**What to work on**
Convert each of the following entries into a numbered list, omitting any blank lines and leaving the pictures out of the result.

==== Data provided ====

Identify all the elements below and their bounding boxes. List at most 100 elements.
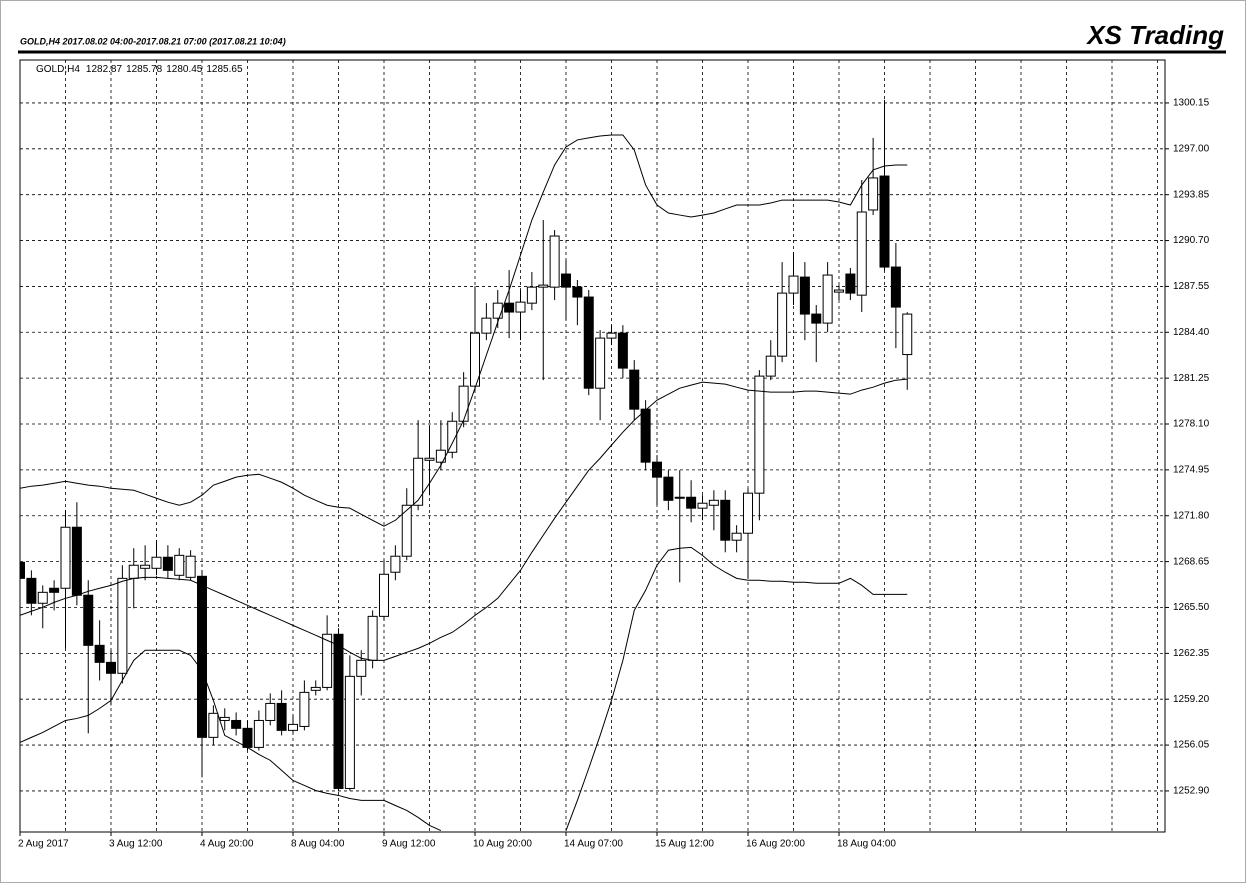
candle-body: [731, 532, 742, 541]
y-tick-label: 1259.20: [1173, 694, 1210, 705]
candle-body: [49, 587, 60, 593]
y-tick-label: 1278.10: [1173, 419, 1210, 430]
candle-body: [856, 211, 867, 296]
candle-body: [265, 702, 276, 721]
candle-body: [504, 302, 515, 313]
band-line: [20, 378, 908, 661]
candle-body: [333, 633, 344, 789]
candle-body: [401, 504, 412, 557]
y-tick-label: 1284.40: [1173, 327, 1210, 338]
y-tick-label: 1281.25: [1173, 373, 1210, 384]
chart-header: GOLD,H4 2017.08.02 04:00-2017.08.21 07:0…: [20, 36, 286, 46]
candle-body: [652, 461, 662, 478]
candle-body: [606, 332, 617, 339]
candle-body: [470, 332, 480, 387]
info-symbol: GOLD,H4: [36, 64, 80, 75]
candle-body: [424, 457, 435, 461]
candle-body: [515, 301, 526, 313]
candle-body: [140, 564, 151, 569]
info-low: 1280.45: [166, 64, 203, 75]
candle-body: [367, 615, 378, 661]
candle-body: [276, 702, 287, 731]
candle-body: [640, 408, 651, 463]
x-tick-label: 14 Aug 07:00: [564, 839, 623, 850]
candle-body: [37, 591, 48, 604]
plot-frame: [19, 59, 1166, 833]
candle-body: [208, 712, 219, 738]
candle-body: [845, 273, 856, 294]
candle-body: [674, 496, 685, 499]
candle-body: [20, 561, 25, 579]
candle-body: [708, 499, 719, 506]
candle-body: [197, 575, 207, 738]
x-tick-label: 16 Aug 20:00: [746, 839, 805, 850]
candle-body: [538, 284, 549, 288]
candle-body: [697, 502, 708, 509]
y-tick-label: 1271.80: [1173, 510, 1210, 521]
band-line: [20, 134, 908, 527]
y-tick-label: 1293.85: [1173, 189, 1210, 200]
info-open: 1282.87: [86, 64, 123, 75]
candle-body: [128, 564, 139, 579]
candle-body: [185, 555, 196, 578]
candle-body: [663, 476, 674, 501]
candle-body: [686, 496, 697, 509]
y-tick-label: 1274.95: [1173, 465, 1210, 476]
y-tick-label: 1252.90: [1173, 786, 1210, 797]
plot-marks: [20, 99, 913, 831]
candle-body: [811, 313, 822, 324]
candle-body: [435, 449, 446, 463]
candle-body: [561, 273, 571, 288]
candle-body: [253, 719, 264, 748]
candle-body: [458, 385, 469, 422]
x-tick-label: 15 Aug 12:00: [655, 839, 714, 850]
x-tick-label: 10 Aug 20:00: [473, 839, 532, 850]
info-high: 1285.78: [126, 64, 163, 75]
candle-body: [83, 594, 94, 646]
candle-body: [117, 577, 128, 674]
candle-body: [413, 457, 424, 506]
candle-body: [94, 644, 105, 663]
x-tick-label: 2 Aug 2017: [18, 839, 69, 850]
brand-title: XS Trading: [1085, 20, 1224, 50]
info-close: 1285.65: [206, 64, 243, 75]
candle-body: [231, 719, 242, 729]
x-tick-label: 8 Aug 04:00: [291, 839, 345, 850]
y-tick-label: 1290.70: [1173, 235, 1210, 246]
candle-body: [777, 292, 788, 357]
candle-body: [890, 266, 901, 308]
y-tick-label: 1268.65: [1173, 556, 1210, 567]
candle-body: [174, 554, 185, 576]
candle-body: [902, 313, 913, 356]
candle-body: [834, 289, 844, 293]
candle-body: [617, 332, 628, 369]
candle-body: [868, 177, 879, 211]
candle-body: [322, 633, 333, 688]
y-tick-label: 1256.05: [1173, 740, 1210, 751]
y-tick-label: 1262.35: [1173, 648, 1210, 659]
candle-body: [765, 355, 776, 377]
y-tick-label: 1265.50: [1173, 602, 1210, 613]
x-tick-label: 4 Aug 20:00: [200, 839, 254, 850]
candle-body: [572, 286, 583, 298]
candle-body: [447, 420, 458, 453]
y-tick-label: 1300.15: [1173, 98, 1210, 109]
y-tick-label: 1297.00: [1173, 143, 1210, 154]
candle-body: [288, 723, 298, 731]
axes: 1300.15 1297.00 1293.85 1290.70 1287.55 1284.…: [18, 98, 1210, 850]
info-line: GOLD,H4 1282.87 1285.78 1280.45 1285.65: [36, 64, 243, 75]
candle-body: [219, 716, 230, 721]
x-tick-label: 3 Aug 12:00: [109, 839, 163, 850]
candle-body: [720, 499, 731, 541]
band-line: [20, 546, 908, 831]
candle-body: [26, 577, 37, 604]
candle-body: [60, 526, 71, 589]
candle-body: [344, 675, 355, 789]
candle-body: [788, 275, 799, 294]
candle-body: [390, 555, 401, 573]
candle-body: [492, 302, 503, 319]
y-tick-label: 1287.55: [1173, 281, 1210, 292]
candle-body: [356, 659, 367, 677]
candle-body: [799, 276, 810, 315]
candle-body: [71, 526, 82, 596]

====

**Answer to this exercise**
1. Identify all the elements below and their bounding boxes. List at most 100 elements.
2. candle-body: [731, 532, 742, 541]
3. y-tick-label: 1259.20: [1173, 694, 1210, 705]
4. candle-body: [49, 587, 60, 593]
5. y-tick-label: 1278.10: [1173, 419, 1210, 430]
6. candle-body: [856, 211, 867, 296]
7. candle-body: [265, 702, 276, 721]
8. candle-body: [504, 302, 515, 313]
9. band-line: [20, 378, 908, 661]
10. candle-body: [333, 633, 344, 789]
11. candle-body: [401, 504, 412, 557]
12. y-tick-label: 1284.40: [1173, 327, 1210, 338]
13. y-tick-label: 1281.25: [1173, 373, 1210, 384]
14. chart-header: GOLD,H4 2017.08.02 04:00-2017.08.21 07:0…: [20, 36, 286, 46]
15. candle-body: [652, 461, 662, 478]
16. candle-body: [606, 332, 617, 339]
17. candle-body: [470, 332, 480, 387]
18. info-symbol: GOLD,H4: [36, 64, 80, 75]
19. candle-body: [424, 457, 435, 461]
20. candle-body: [515, 301, 526, 313]
21. candle-body: [140, 564, 151, 569]
22. info-low: 1280.45: [166, 64, 203, 75]
23. candle-body: [367, 615, 378, 661]
24. candle-body: [276, 702, 287, 731]
25. candle-body: [640, 408, 651, 463]
26. x-tick-label: 14 Aug 07:00: [564, 839, 623, 850]
27. candle-body: [37, 591, 48, 604]
28. plot-frame: [19, 59, 1166, 833]
29. candle-body: [208, 712, 219, 738]
30. candle-body: [845, 273, 856, 294]
31. candle-body: [674, 496, 685, 499]
32. candle-body: [20, 561, 25, 579]
33. candle-body: [708, 499, 719, 506]
34. candle-body: [197, 575, 207, 738]
35. x-tick-label: 16 Aug 20:00: [746, 839, 805, 850]
36. candle-body: [538, 284, 549, 288]
37. candle-body: [697, 502, 708, 509]
38. y-tick-label: 1271.80: [1173, 510, 1210, 521]
39. band-line: [20, 134, 908, 527]
40. y-tick-label: 1293.85: [1173, 189, 1210, 200]
41. info-open: 1282.87: [86, 64, 123, 75]
42. candle-body: [128, 564, 139, 579]
43. candle-body: [185, 555, 196, 578]
44. candle-body: [663, 476, 674, 501]
45. candle-body: [686, 496, 697, 509]
46. y-tick-label: 1274.95: [1173, 465, 1210, 476]
47. y-tick-label: 1252.90: [1173, 786, 1210, 797]
48. plot-marks: [20, 99, 913, 831]
49. candle-body: [811, 313, 822, 324]
50. candle-body: [435, 449, 446, 463]
51. candle-body: [561, 273, 571, 288]
52. candle-body: [253, 719, 264, 748]
53. candle-body: [458, 385, 469, 422]
54. x-tick-label: 15 Aug 12:00: [655, 839, 714, 850]
55. x-tick-label: 10 Aug 20:00: [473, 839, 532, 850]
56. info-high: 1285.78: [126, 64, 163, 75]
57. candle-body: [83, 594, 94, 646]
58. candle-body: [117, 577, 128, 674]
59. candle-body: [413, 457, 424, 506]
60. candle-body: [94, 644, 105, 663]
61. x-tick-label: 2 Aug 2017: [18, 839, 69, 850]
62. brand-title: XS Trading: [1085, 20, 1224, 50]
63. info-close: 1285.65: [206, 64, 243, 75]
64. candle-body: [231, 719, 242, 729]
65. x-tick-label: 8 Aug 04:00: [291, 839, 345, 850]
66. y-tick-label: 1290.70: [1173, 235, 1210, 246]
67. candle-body: [777, 292, 788, 357]
68. candle-body: [890, 266, 901, 308]
69. y-tick-label: 1268.65: [1173, 556, 1210, 567]
70. candle-body: [174, 554, 185, 576]
71. candle-body: [902, 313, 913, 356]
72. candle-body: [834, 289, 844, 293]
73. candle-body: [617, 332, 628, 369]
74. candle-body: [868, 177, 879, 211]
75. candle-body: [322, 633, 333, 688]
76. y-tick-label: 1256.05: [1173, 740, 1210, 751]
77. y-tick-label: 1262.35: [1173, 648, 1210, 659]
78. candle-body: [765, 355, 776, 377]
79. y-tick-label: 1265.50: [1173, 602, 1210, 613]
80. x-tick-label: 4 Aug 20:00: [200, 839, 254, 850]
81. candle-body: [572, 286, 583, 298]
82. candle-body: [447, 420, 458, 453]
83. y-tick-label: 1300.15: [1173, 98, 1210, 109]
84. y-tick-label: 1297.00: [1173, 143, 1210, 154]
85. candle-body: [288, 723, 298, 731]
86. axes: 1300.15 1297.00 1293.85 1290.70 1287.55 1284.…: [18, 98, 1210, 850]
87. info-line: GOLD,H4 1282.87 1285.78 1280.45 1285.65: [36, 64, 243, 75]
88. candle-body: [219, 716, 230, 721]
89. x-tick-label: 3 Aug 12:00: [109, 839, 163, 850]
90. candle-body: [720, 499, 731, 541]
91. band-line: [20, 546, 908, 831]
92. candle-body: [26, 577, 37, 604]
93. candle-body: [60, 526, 71, 589]
94. candle-body: [344, 675, 355, 789]
95. candle-body: [788, 275, 799, 294]
96. candle-body: [390, 555, 401, 573]
97. candle-body: [492, 302, 503, 319]
98. y-tick-label: 1287.55: [1173, 281, 1210, 292]
99. candle-body: [356, 659, 367, 677]
100. candle-body: [799, 276, 810, 315]
101. candle-body: [71, 526, 82, 596]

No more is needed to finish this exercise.